╭─ Exercise data
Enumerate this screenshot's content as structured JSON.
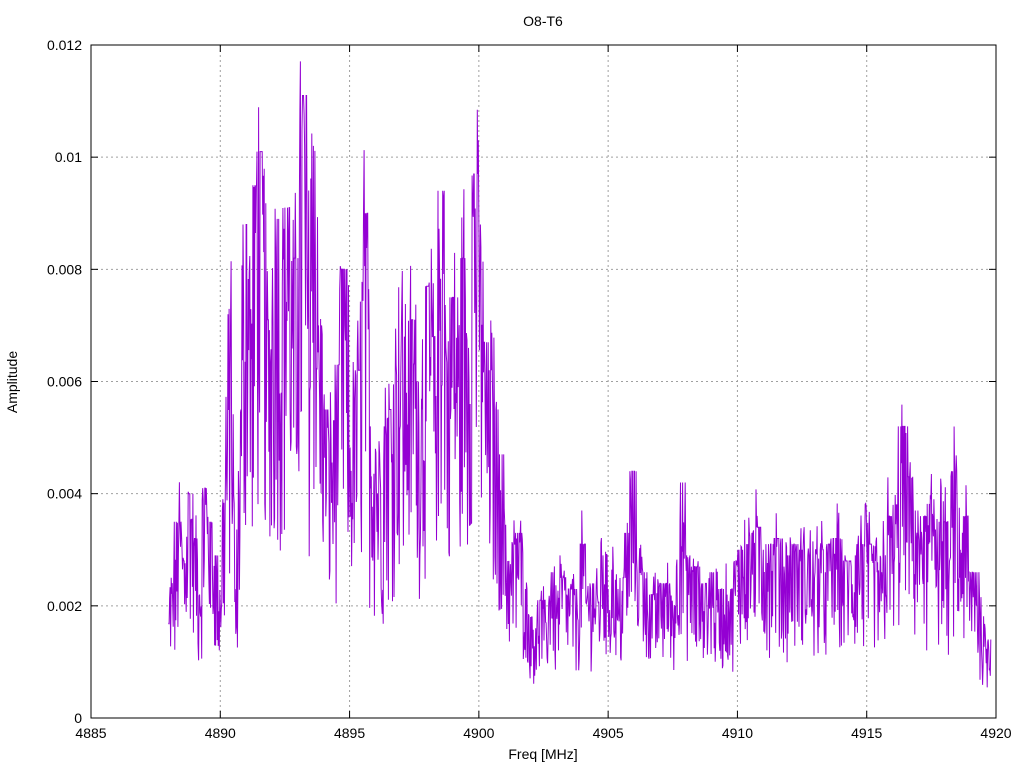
{
  "chart_data": {
    "type": "line",
    "title": "O8-T6",
    "xlabel": "Freq [MHz]",
    "ylabel": "Amplitude",
    "xlim": [
      4885,
      4920
    ],
    "ylim": [
      0,
      0.012
    ],
    "x_ticks": [
      "4885",
      "4890",
      "4895",
      "4900",
      "4905",
      "4910",
      "4915",
      "4920"
    ],
    "y_ticks": [
      "0",
      "0.002",
      "0.004",
      "0.006",
      "0.008",
      "0.01",
      "0.012"
    ],
    "grid": true,
    "legend": "none",
    "series_color": "#9400d3",
    "series": [
      {
        "x_start": 4888.0,
        "x_step": 0.2,
        "values": [
          0.0017,
          0.0025,
          0.0035,
          0.0028,
          0.004,
          0.0032,
          0.0022,
          0.0041,
          0.0035,
          0.0029,
          0.002,
          0.0044,
          0.0072,
          0.0015,
          0.0055,
          0.0088,
          0.0064,
          0.0095,
          0.0101,
          0.0067,
          0.0071,
          0.0089,
          0.0077,
          0.0091,
          0.0072,
          0.0082,
          0.0111,
          0.0076,
          0.0102,
          0.007,
          0.0055,
          0.0049,
          0.0053,
          0.0063,
          0.008,
          0.0046,
          0.0057,
          0.0062,
          0.009,
          0.0052,
          0.0048,
          0.0041,
          0.0052,
          0.0055,
          0.0063,
          0.0068,
          0.0058,
          0.0071,
          0.006,
          0.0055,
          0.0077,
          0.0068,
          0.0064,
          0.0094,
          0.006,
          0.0075,
          0.0059,
          0.0082,
          0.0066,
          0.0097,
          0.0088,
          0.0067,
          0.0062,
          0.0055,
          0.0047,
          0.0035,
          0.0025,
          0.0031,
          0.0033,
          0.0023,
          0.0018,
          0.0016,
          0.0021,
          0.0017,
          0.0026,
          0.0019,
          0.0025,
          0.0022,
          0.0023,
          0.002,
          0.0031,
          0.0022,
          0.0024,
          0.0021,
          0.0029,
          0.0023,
          0.0027,
          0.0019,
          0.0025,
          0.0033,
          0.0044,
          0.0028,
          0.0026,
          0.0022,
          0.0021,
          0.0024,
          0.0024,
          0.0022,
          0.002,
          0.0042,
          0.0029,
          0.0025,
          0.0027,
          0.0023,
          0.0024,
          0.0026,
          0.0021,
          0.0023,
          0.0022,
          0.0023,
          0.0028,
          0.003,
          0.0031,
          0.0033,
          0.0034,
          0.003,
          0.0031,
          0.0029,
          0.0032,
          0.0027,
          0.0029,
          0.0031,
          0.003,
          0.0028,
          0.0029,
          0.0026,
          0.003,
          0.0026,
          0.0031,
          0.0032,
          0.0029,
          0.0028,
          0.0027,
          0.0029,
          0.0031,
          0.0031,
          0.0028,
          0.0026,
          0.0024,
          0.0036,
          0.0034,
          0.0038,
          0.0052,
          0.0043,
          0.0037,
          0.0033,
          0.0036,
          0.0031,
          0.0039,
          0.0035,
          0.0035,
          0.0028,
          0.0044,
          0.0025,
          0.0036,
          0.0022,
          0.0026,
          0.0018,
          0.0013,
          0.0014
        ]
      }
    ]
  }
}
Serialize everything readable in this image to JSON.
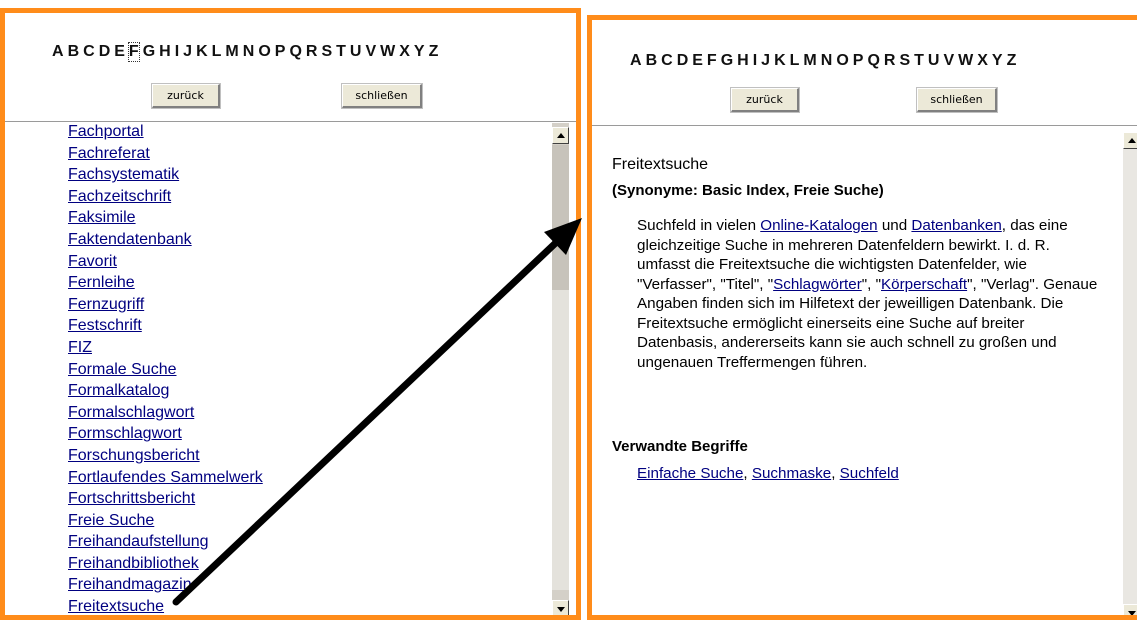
{
  "alphabet": [
    "A",
    "B",
    "C",
    "D",
    "E",
    "F",
    "G",
    "H",
    "I",
    "J",
    "K",
    "L",
    "M",
    "N",
    "O",
    "P",
    "Q",
    "R",
    "S",
    "T",
    "U",
    "V",
    "W",
    "X",
    "Y",
    "Z"
  ],
  "left_panel": {
    "active_letter": "F",
    "back_label": "zurück",
    "close_label": "schließen",
    "terms": [
      "Fachportal",
      "Fachreferat",
      "Fachsystematik",
      "Fachzeitschrift",
      "Faksimile",
      "Faktendatenbank",
      "Favorit",
      "Fernleihe",
      "Fernzugriff",
      "Festschrift",
      "FIZ",
      "Formale Suche",
      "Formalkatalog",
      "Formalschlagwort",
      "Formschlagwort",
      "Forschungsbericht",
      "Fortlaufendes Sammelwerk",
      "Fortschrittsbericht",
      "Freie Suche",
      "Freihandaufstellung",
      "Freihandbibliothek",
      "Freihandmagazin",
      "Freitextsuche"
    ]
  },
  "right_panel": {
    "back_label": "zurück",
    "close_label": "schließen",
    "title": "Freitextsuche",
    "synonyms": "(Synonyme: Basic Index, Freie Suche)",
    "body": {
      "t1": "Suchfeld in vielen ",
      "l1": "Online-Katalogen",
      "t2": " und ",
      "l2": "Datenbanken",
      "t3": ", das eine gleichzeitige Suche in mehreren Datenfeldern bewirkt. I. d. R. umfasst die Freitextsuche die wichtigsten Datenfelder, wie \"Verfasser\", \"Titel\", \"",
      "l3": "Schlagwörter",
      "t4": "\", \"",
      "l4": "Körperschaft",
      "t5": "\", \"Verlag\". Genaue Angaben finden sich im Hilfetext der jeweilligen Datenbank. Die Freitextsuche ermöglicht einerseits eine Suche auf breiter Datenbasis, andererseits kann sie auch schnell zu großen und ungenauen Treffermengen führen."
    },
    "related_heading": "Verwandte Begriffe",
    "related": [
      "Einfache Suche",
      "Suchmaske",
      "Suchfeld"
    ],
    "related_separator": ", "
  },
  "colors": {
    "border": "#ff8c1a",
    "link": "#000080",
    "arrow": "#000000"
  }
}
╰─
Short task: The material above must be printed exactly, with its pictures left out.

Output for this task:
Enumerate this screenshot's content as structured JSON.
{
  "chart_data": {
    "type": "line",
    "title": "O8-T6",
    "xlabel": "Freq [MHz]",
    "ylabel": "Amplitude",
    "xlim": [
      4885,
      4920
    ],
    "ylim": [
      0,
      0.012
    ],
    "x_ticks": [
      "4885",
      "4890",
      "4895",
      "4900",
      "4905",
      "4910",
      "4915",
      "4920"
    ],
    "y_ticks": [
      "0",
      "0.002",
      "0.004",
      "0.006",
      "0.008",
      "0.01",
      "0.012"
    ],
    "grid": true,
    "legend": "none",
    "series_color": "#9400d3",
    "series": [
      {
        "x_start": 4888.0,
        "x_step": 0.2,
        "values": [
          0.0017,
          0.0025,
          0.0035,
          0.0028,
          0.004,
          0.0032,
          0.0022,
          0.0041,
          0.0035,
          0.0029,
          0.002,
          0.0044,
          0.0072,
          0.0015,
          0.0055,
          0.0088,
          0.0064,
          0.0095,
          0.0101,
          0.0067,
          0.0071,
          0.0089,
          0.0077,
          0.0091,
          0.0072,
          0.0082,
          0.0111,
          0.0076,
          0.0102,
          0.007,
          0.0055,
          0.0049,
          0.0053,
          0.0063,
          0.008,
          0.0046,
          0.0057,
          0.0062,
          0.009,
          0.0052,
          0.0048,
          0.0041,
          0.0052,
          0.0055,
          0.0063,
          0.0068,
          0.0058,
          0.0071,
          0.006,
          0.0055,
          0.0077,
          0.0068,
          0.0064,
          0.0094,
          0.006,
          0.0075,
          0.0059,
          0.0082,
          0.0066,
          0.0097,
          0.0088,
          0.0067,
          0.0062,
          0.0055,
          0.0047,
          0.0035,
          0.0025,
          0.0031,
          0.0033,
          0.0023,
          0.0018,
          0.0016,
          0.0021,
          0.0017,
          0.0026,
          0.0019,
          0.0025,
          0.0022,
          0.0023,
          0.002,
          0.0031,
          0.0022,
          0.0024,
          0.0021,
          0.0029,
          0.0023,
          0.0027,
          0.0019,
          0.0025,
          0.0033,
          0.0044,
          0.0028,
          0.0026,
          0.0022,
          0.0021,
          0.0024,
          0.0024,
          0.0022,
          0.002,
          0.0042,
          0.0029,
          0.0025,
          0.0027,
          0.0023,
          0.0024,
          0.0026,
          0.0021,
          0.0023,
          0.0022,
          0.0023,
          0.0028,
          0.003,
          0.0031,
          0.0033,
          0.0034,
          0.003,
          0.0031,
          0.0029,
          0.0032,
          0.0027,
          0.0029,
          0.0031,
          0.003,
          0.0028,
          0.0029,
          0.0026,
          0.003,
          0.0026,
          0.0031,
          0.0032,
          0.0029,
          0.0028,
          0.0027,
          0.0029,
          0.0031,
          0.0031,
          0.0028,
          0.0026,
          0.0024,
          0.0036,
          0.0034,
          0.0038,
          0.0052,
          0.0043,
          0.0037,
          0.0033,
          0.0036,
          0.0031,
          0.0039,
          0.0035,
          0.0035,
          0.0028,
          0.0044,
          0.0025,
          0.0036,
          0.0022,
          0.0026,
          0.0018,
          0.0013,
          0.0014
        ]
      }
    ]
  }
}
Serialize everything readable in this image to JSON.
{
  "alphabet": [
    "A",
    "B",
    "C",
    "D",
    "E",
    "F",
    "G",
    "H",
    "I",
    "J",
    "K",
    "L",
    "M",
    "N",
    "O",
    "P",
    "Q",
    "R",
    "S",
    "T",
    "U",
    "V",
    "W",
    "X",
    "Y",
    "Z"
  ],
  "left_panel": {
    "active_letter": "F",
    "back_label": "zurück",
    "close_label": "schließen",
    "terms": [
      "Fachportal",
      "Fachreferat",
      "Fachsystematik",
      "Fachzeitschrift",
      "Faksimile",
      "Faktendatenbank",
      "Favorit",
      "Fernleihe",
      "Fernzugriff",
      "Festschrift",
      "FIZ",
      "Formale Suche",
      "Formalkatalog",
      "Formalschlagwort",
      "Formschlagwort",
      "Forschungsbericht",
      "Fortlaufendes Sammelwerk",
      "Fortschrittsbericht",
      "Freie Suche",
      "Freihandaufstellung",
      "Freihandbibliothek",
      "Freihandmagazin",
      "Freitextsuche"
    ]
  },
  "right_panel": {
    "back_label": "zurück",
    "close_label": "schließen",
    "title": "Freitextsuche",
    "synonyms": "(Synonyme: Basic Index, Freie Suche)",
    "body": {
      "t1": "Suchfeld in vielen ",
      "l1": "Online-Katalogen",
      "t2": " und ",
      "l2": "Datenbanken",
      "t3": ", das eine gleichzeitige Suche in mehreren Datenfeldern bewirkt. I. d. R. umfasst die Freitextsuche die wichtigsten Datenfelder, wie \"Verfasser\", \"Titel\", \"",
      "l3": "Schlagwörter",
      "t4": "\", \"",
      "l4": "Körperschaft",
      "t5": "\", \"Verlag\". Genaue Angaben finden sich im Hilfetext der jeweilligen Datenbank. Die Freitextsuche ermöglicht einerseits eine Suche auf breiter Datenbasis, andererseits kann sie auch schnell zu großen und ungenauen Treffermengen führen."
    },
    "related_heading": "Verwandte Begriffe",
    "related": [
      "Einfache Suche",
      "Suchmaske",
      "Suchfeld"
    ],
    "related_separator": ", "
  },
  "colors": {
    "border": "#ff8c1a",
    "link": "#000080",
    "arrow": "#000000"
  }
}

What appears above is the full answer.